Data listing:
--- --- ---

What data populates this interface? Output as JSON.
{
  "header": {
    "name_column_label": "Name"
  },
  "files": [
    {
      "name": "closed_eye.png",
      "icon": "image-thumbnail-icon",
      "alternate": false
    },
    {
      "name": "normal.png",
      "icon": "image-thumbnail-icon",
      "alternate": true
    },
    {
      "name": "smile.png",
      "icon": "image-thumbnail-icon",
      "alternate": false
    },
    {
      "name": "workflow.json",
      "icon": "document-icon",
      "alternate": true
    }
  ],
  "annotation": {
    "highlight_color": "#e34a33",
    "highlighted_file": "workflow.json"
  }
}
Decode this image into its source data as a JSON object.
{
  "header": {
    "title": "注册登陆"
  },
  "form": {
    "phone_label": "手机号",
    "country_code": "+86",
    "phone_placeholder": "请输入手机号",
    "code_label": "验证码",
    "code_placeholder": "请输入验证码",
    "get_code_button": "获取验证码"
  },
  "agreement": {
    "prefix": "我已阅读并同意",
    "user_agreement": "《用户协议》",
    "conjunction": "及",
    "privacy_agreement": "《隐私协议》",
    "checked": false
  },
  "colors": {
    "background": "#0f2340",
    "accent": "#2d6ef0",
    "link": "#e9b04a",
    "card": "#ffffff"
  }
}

--- --- ---

Directions for this task: Give back exactly the lines from the one containing "Decode this image" to the end of the material, both ends included.

Exercise output:
Decode this image into its source data as a JSON object.
{
  "header": {
    "title": "注册登陆"
  },
  "form": {
    "phone_label": "手机号",
    "country_code": "+86",
    "phone_placeholder": "请输入手机号",
    "code_label": "验证码",
    "code_placeholder": "请输入验证码",
    "get_code_button": "获取验证码"
  },
  "agreement": {
    "prefix": "我已阅读并同意",
    "user_agreement": "《用户协议》",
    "conjunction": "及",
    "privacy_agreement": "《隐私协议》",
    "checked": false
  },
  "colors": {
    "background": "#0f2340",
    "accent": "#2d6ef0",
    "link": "#e9b04a",
    "card": "#ffffff"
  }
}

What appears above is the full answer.